▶ _YOUR OBJECTIVE_
Write the entries below out again exactly; any picture in them stays out.

▶ _AVAILABLE RECORDS_
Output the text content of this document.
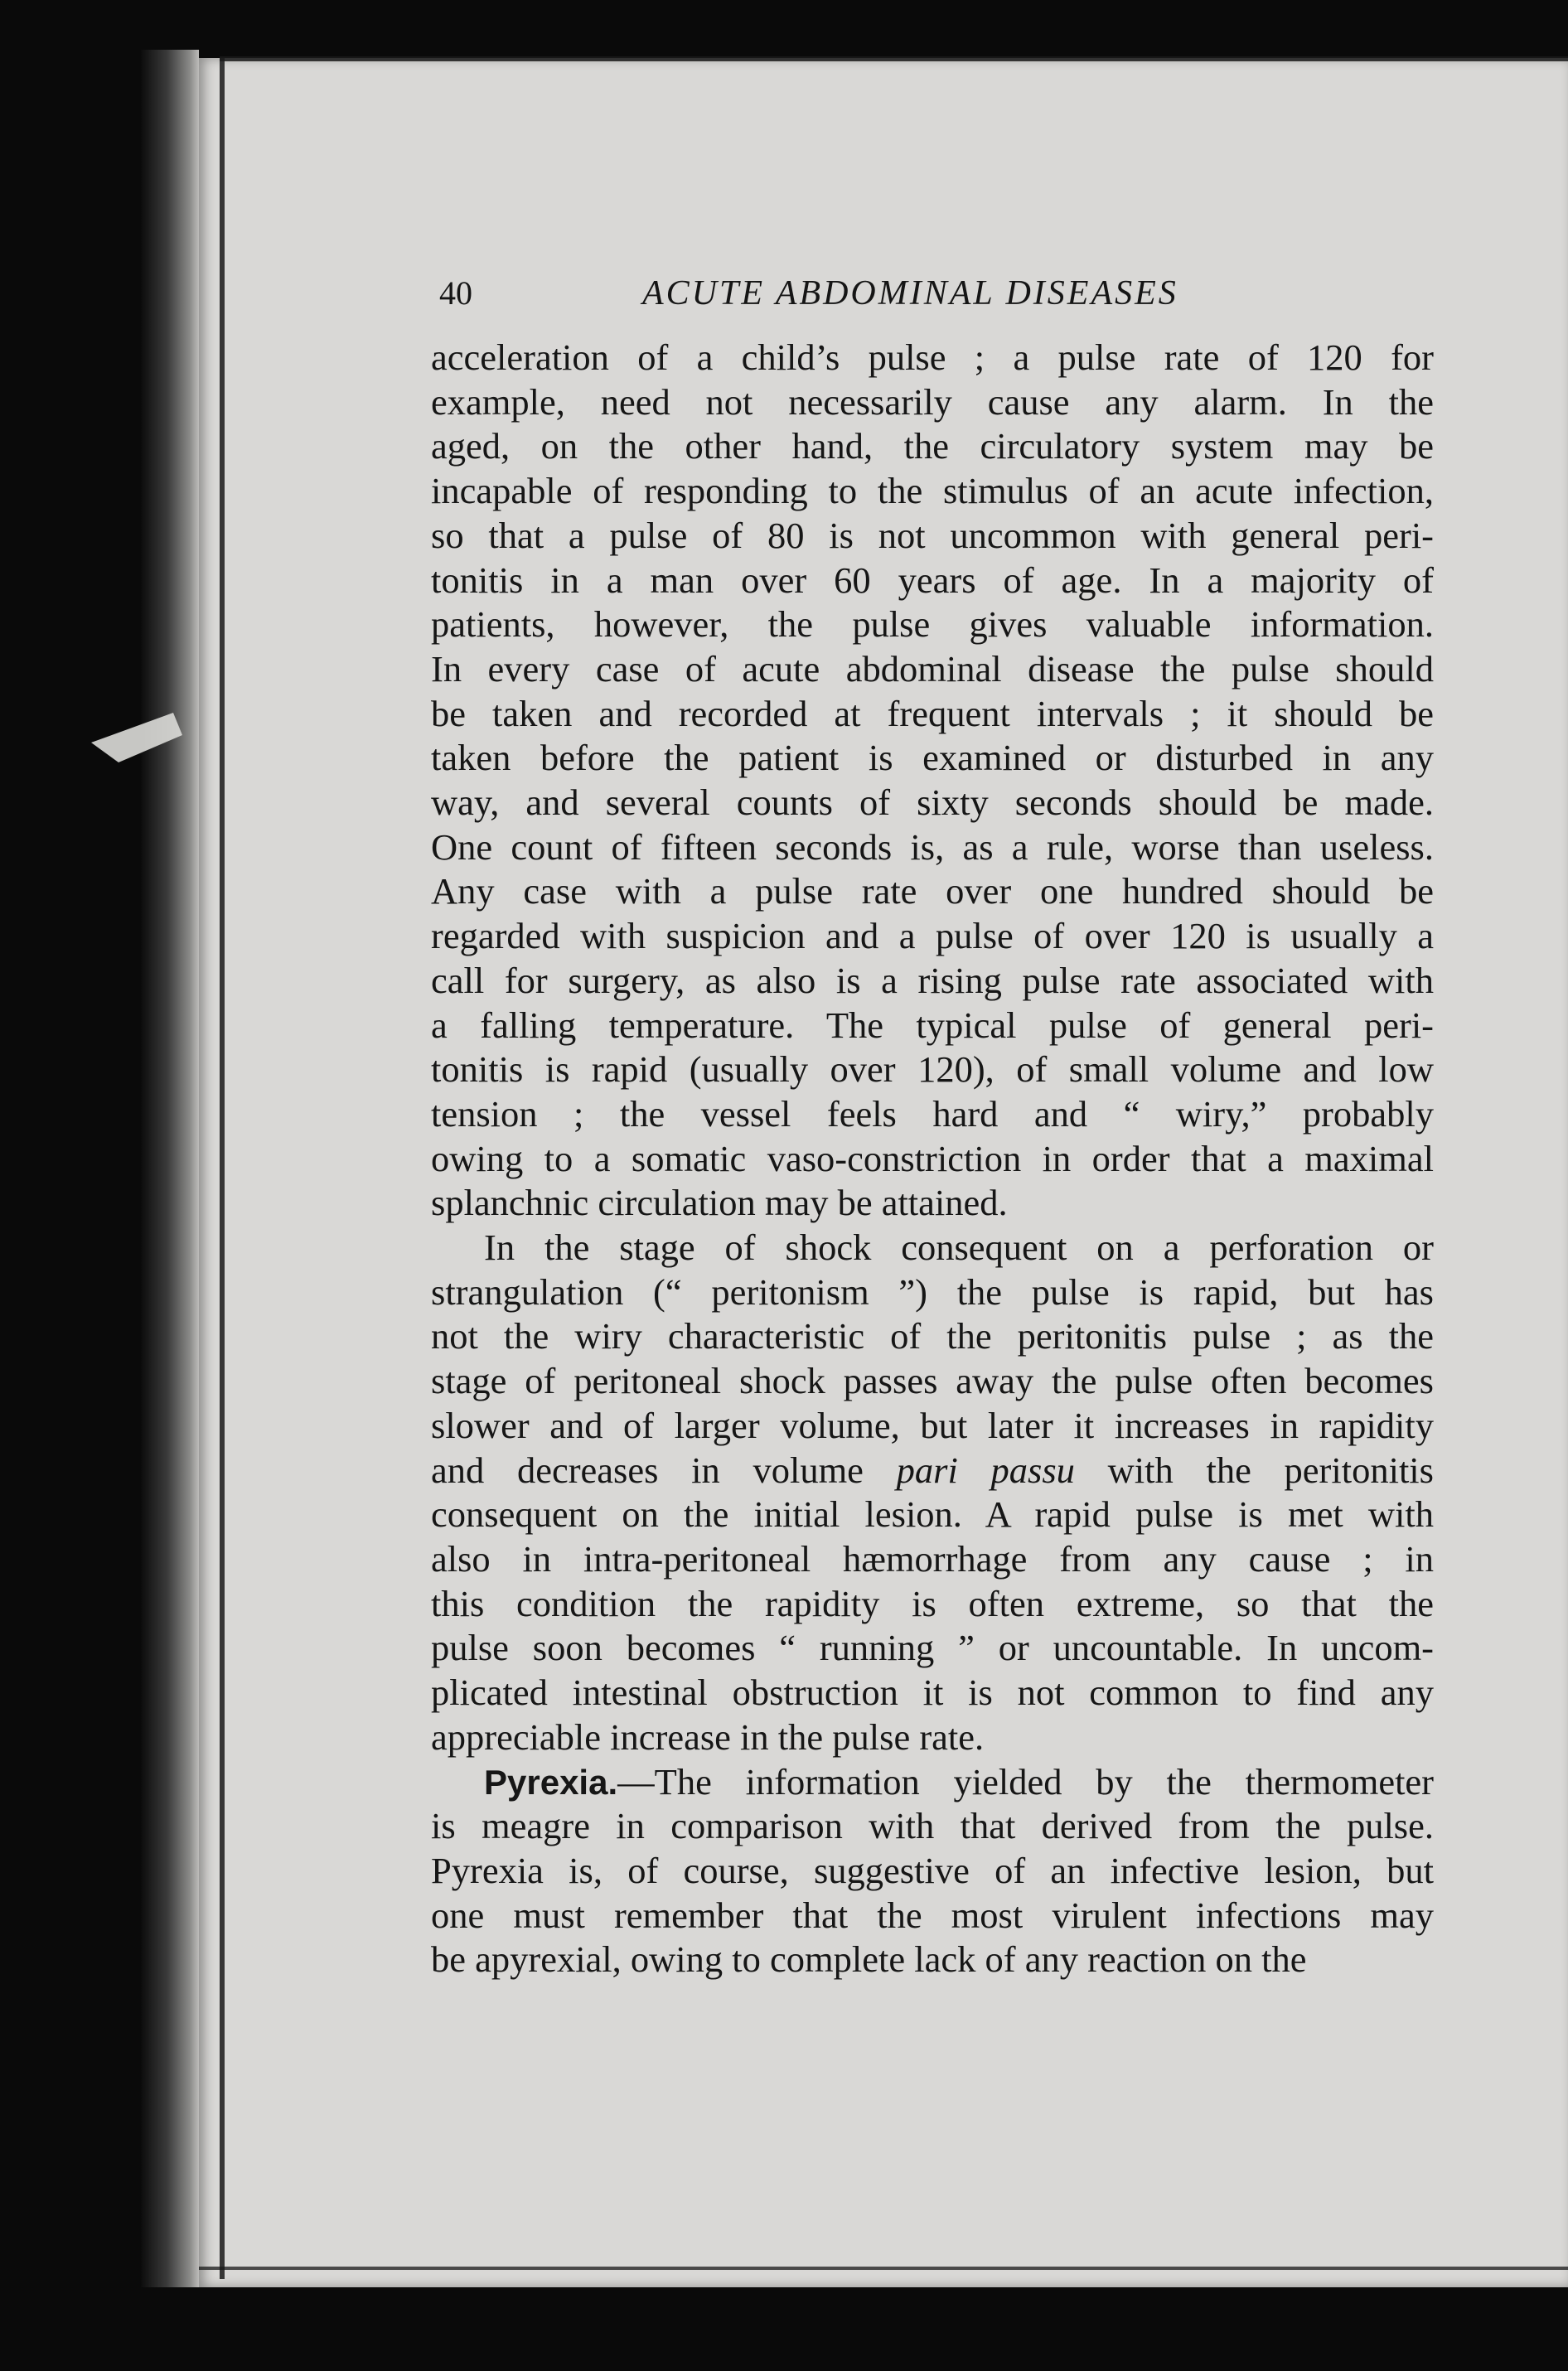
40	ACUTE ABDOMINAL DISEASES
acceleration of a child’s pulse ; a pulse rate of 120 for
example, need not necessarily cause any alarm. In the
aged, on the other hand, the circulatory system may be
incapable of responding to the stimulus of an acute infection,
so that a pulse of 80 is not uncommon with general peri-
tonitis in a man over 60 years of age. In a majority of
patients, however, the pulse gives valuable information.
In every case of acute abdominal disease the pulse should
be taken and recorded at frequent intervals ; it should be
taken before the patient is examined or disturbed in any
way, and several counts of sixty seconds should be made.
One count of fifteen seconds is, as a rule, worse than useless.
Any case with a pulse rate over one hundred should be
regarded with suspicion and a pulse of over 120 is usually a
call for surgery, as also is a rising pulse rate associated with
a falling temperature. The typical pulse of general peri-
tonitis is rapid (usually over 120), of small volume and low
tension ; the vessel feels hard and “ wiry,” probably
owing to a somatic vaso-constriction in order that a maximal
splanchnic circulation may be attained.
In the stage of shock consequent on a perforation or
strangulation (“ peritonism ”) the pulse is rapid, but has
not the wiry characteristic of the peritonitis pulse ; as the
stage of peritoneal shock passes away the pulse often becomes
slower and of larger volume, but later it increases in rapidity
and decreases in volume pari passu with the peritonitis
consequent on the initial lesion. A rapid pulse is met with
also in intra-peritoneal hæmorrhage from any cause ; in
this condition the rapidity is often extreme, so that the
pulse soon becomes “ running ” or uncountable. In uncom-
plicated intestinal obstruction it is not common to find any
appreciable increase in the pulse rate.
Pyrexia.—The information yielded by the thermometer
is meagre in comparison with that derived from the pulse.
Pyrexia is, of course, suggestive of an infective lesion, but
one must remember that the most virulent infections may
be apyrexial, owing to complete lack of any reaction on the
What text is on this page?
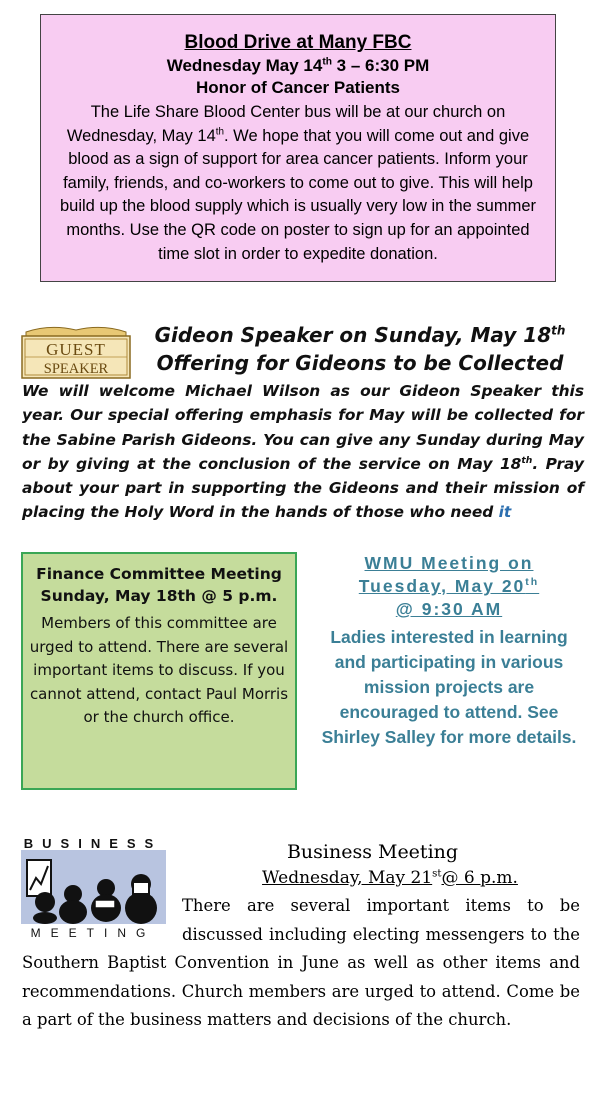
Blood Drive at Many FBC
Wednesday May 14th 3 – 6:30 PM
Honor of Cancer Patients
The Life Share Blood Center bus will be at our church on Wednesday, May 14th. We hope that you will come out and give blood as a sign of support for area cancer patients. Inform your family, friends, and co-workers to come out to give. This will help build up the blood supply which is usually very low in the summer months. Use the QR code on poster to sign up for an appointed time slot in order to expedite donation.
GUEST
SPEAKER
Gideon Speaker on Sunday, May 18th
Offering for Gideons to be Collected
We will welcome Michael Wilson as our Gideon Speaker this year. Our special offering emphasis for May will be collected for the Sabine Parish Gideons. You can give any Sunday during May or by giving at the conclusion of the service on May 18th. Pray about your part in supporting the Gideons and their mission of placing the Holy Word in the hands of those who need it
Finance Committee Meeting
Sunday, May 18th @ 5 p.m.
Members of this committee are urged to attend. There are several important items to discuss. If you cannot attend, contact Paul Morris or the church office.
WMU Meeting on
Tuesday, May 20th
@ 9:30 AM
Ladies interested in learning and participating in various mission projects are encouraged to attend. See Shirley Salley for more details.
BUSINESS
MEETING
Business Meeting
Wednesday, May 21st@ 6 p.m.
There are several important items to be discussed including electing messengers to the Southern Baptist Convention in June as well as other items and recommendations. Church members are urged to attend. Come be a part of the business matters and decisions of the church.
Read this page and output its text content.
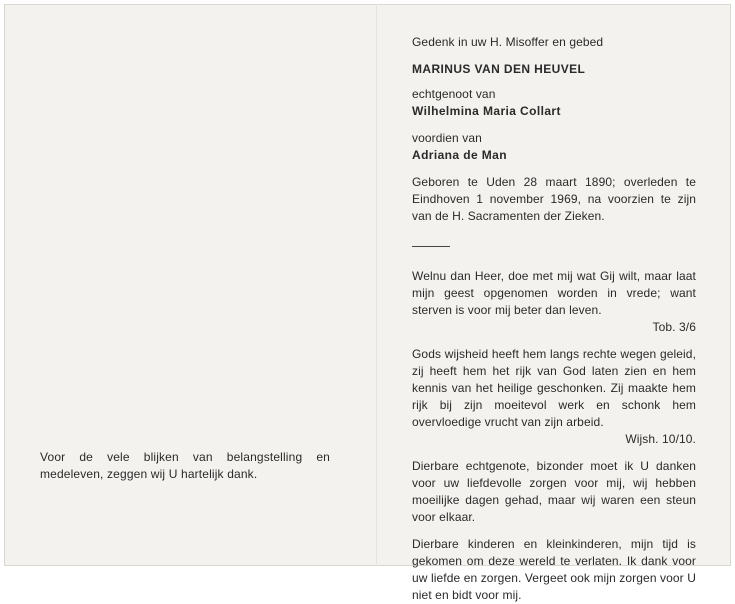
Voor de vele blijken van belangstelling en medeleven, zeggen wij U hartelijk dank.

Gedenk in uw H. Misoffer en gebed

MARINUS VAN DEN HEUVEL

echtgenoot van

Wilhelmina Maria Collart

voordien van

Adriana de Man

Geboren te Uden 28 maart 1890; overleden te Eindhoven 1 november 1969, na voorzien te zijn van de H. Sacramenten der Zieken.

Welnu dan Heer, doe met mij wat Gij wilt, maar laat mijn geest opgenomen worden in vrede; want sterven is voor mij beter dan leven.

Tob. 3/6

Gods wijsheid heeft hem langs rechte wegen geleid, zij heeft hem het rijk van God laten zien en hem kennis van het heilige geschonken. Zij maakte hem rijk bij zijn moeitevol werk en schonk hem overvloedige vrucht van zijn arbeid.

Wijsh. 10/10.

Dierbare echtgenote, bizonder moet ik U danken voor uw liefdevolle zorgen voor mij, wij hebben moeilijke dagen gehad, maar wij waren een steun voor elkaar.

Dierbare kinderen en kleinkinderen, mijn tijd is gekomen om deze wereld te verlaten. Ik dank voor uw liefde en zorgen. Vergeet ook mijn zorgen voor U niet en bidt voor mij.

▶ _RESPONSE_
Output the text content of this document.
40	ACUTE ABDOMINAL DISEASES
acceleration of a child’s pulse ; a pulse rate of 120 for
example, need not necessarily cause any alarm. In the
aged, on the other hand, the circulatory system may be
incapable of responding to the stimulus of an acute infection,
so that a pulse of 80 is not uncommon with general peri-
tonitis in a man over 60 years of age. In a majority of
patients, however, the pulse gives valuable information.
In every case of acute abdominal disease the pulse should
be taken and recorded at frequent intervals ; it should be
taken before the patient is examined or disturbed in any
way, and several counts of sixty seconds should be made.
One count of fifteen seconds is, as a rule, worse than useless.
Any case with a pulse rate over one hundred should be
regarded with suspicion and a pulse of over 120 is usually a
call for surgery, as also is a rising pulse rate associated with
a falling temperature. The typical pulse of general peri-
tonitis is rapid (usually over 120), of small volume and low
tension ; the vessel feels hard and “ wiry,” probably
owing to a somatic vaso-constriction in order that a maximal
splanchnic circulation may be attained.
In the stage of shock consequent on a perforation or
strangulation (“ peritonism ”) the pulse is rapid, but has
not the wiry characteristic of the peritonitis pulse ; as the
stage of peritoneal shock passes away the pulse often becomes
slower and of larger volume, but later it increases in rapidity
and decreases in volume pari passu with the peritonitis
consequent on the initial lesion. A rapid pulse is met with
also in intra-peritoneal hæmorrhage from any cause ; in
this condition the rapidity is often extreme, so that the
pulse soon becomes “ running ” or uncountable. In uncom-
plicated intestinal obstruction it is not common to find any
appreciable increase in the pulse rate.
Pyrexia.—The information yielded by the thermometer
is meagre in comparison with that derived from the pulse.
Pyrexia is, of course, suggestive of an infective lesion, but
one must remember that the most virulent infections may
be apyrexial, owing to complete lack of any reaction on the
What text is on this page?
Blood Drive at Many FBC
Wednesday May 14th 3 – 6:30 PM
Honor of Cancer Patients
The Life Share Blood Center bus will be at our church on Wednesday, May 14th. We hope that you will come out and give blood as a sign of support for area cancer patients. Inform your family, friends, and co-workers to come out to give. This will help build up the blood supply which is usually very low in the summer months. Use the QR code on poster to sign up for an appointed time slot in order to expedite donation.
GUEST
SPEAKER
Gideon Speaker on Sunday, May 18th
Offering for Gideons to be Collected
We will welcome Michael Wilson as our Gideon Speaker this year. Our special offering emphasis for May will be collected for the Sabine Parish Gideons. You can give any Sunday during May or by giving at the conclusion of the service on May 18th. Pray about your part in supporting the Gideons and their mission of placing the Holy Word in the hands of those who need it
Finance Committee Meeting
Sunday, May 18th @ 5 p.m.
Members of this committee are urged to attend. There are several important items to discuss. If you cannot attend, contact Paul Morris or the church office.
WMU Meeting on
Tuesday, May 20th
@ 9:30 AM
Ladies interested in learning and participating in various mission projects are encouraged to attend. See Shirley Salley for more details.
BUSINESS
MEETING
Business Meeting
Wednesday, May 21st@ 6 p.m.
There are several important items to be discussed including electing messengers to the Southern Baptist Convention in June as well as other items and recommendations. Church members are urged to attend. Come be a part of the business matters and decisions of the church.
Read this page and output its text content.
Voor de vele blijken van belangstelling en medeleven, zeggen wij U hartelijk dank.

Gedenk in uw H. Misoffer en gebed

MARINUS VAN DEN HEUVEL

echtgenoot van

Wilhelmina Maria Collart

voordien van

Adriana de Man

Geboren te Uden 28 maart 1890; overleden te Eindhoven 1 november 1969, na voorzien te zijn van de H. Sacramenten der Zieken.

Welnu dan Heer, doe met mij wat Gij wilt, maar laat mijn geest opgenomen worden in vrede; want sterven is voor mij beter dan leven.

Tob. 3/6

Gods wijsheid heeft hem langs rechte wegen geleid, zij heeft hem het rijk van God laten zien en hem kennis van het heilige geschonken. Zij maakte hem rijk bij zijn moeitevol werk en schonk hem overvloedige vrucht van zijn arbeid.

Wijsh. 10/10.

Dierbare echtgenote, bizonder moet ik U danken voor uw liefdevolle zorgen voor mij, wij hebben moeilijke dagen gehad, maar wij waren een steun voor elkaar.

Dierbare kinderen en kleinkinderen, mijn tijd is gekomen om deze wereld te verlaten. Ik dank voor uw liefde en zorgen. Vergeet ook mijn zorgen voor U niet en bidt voor mij.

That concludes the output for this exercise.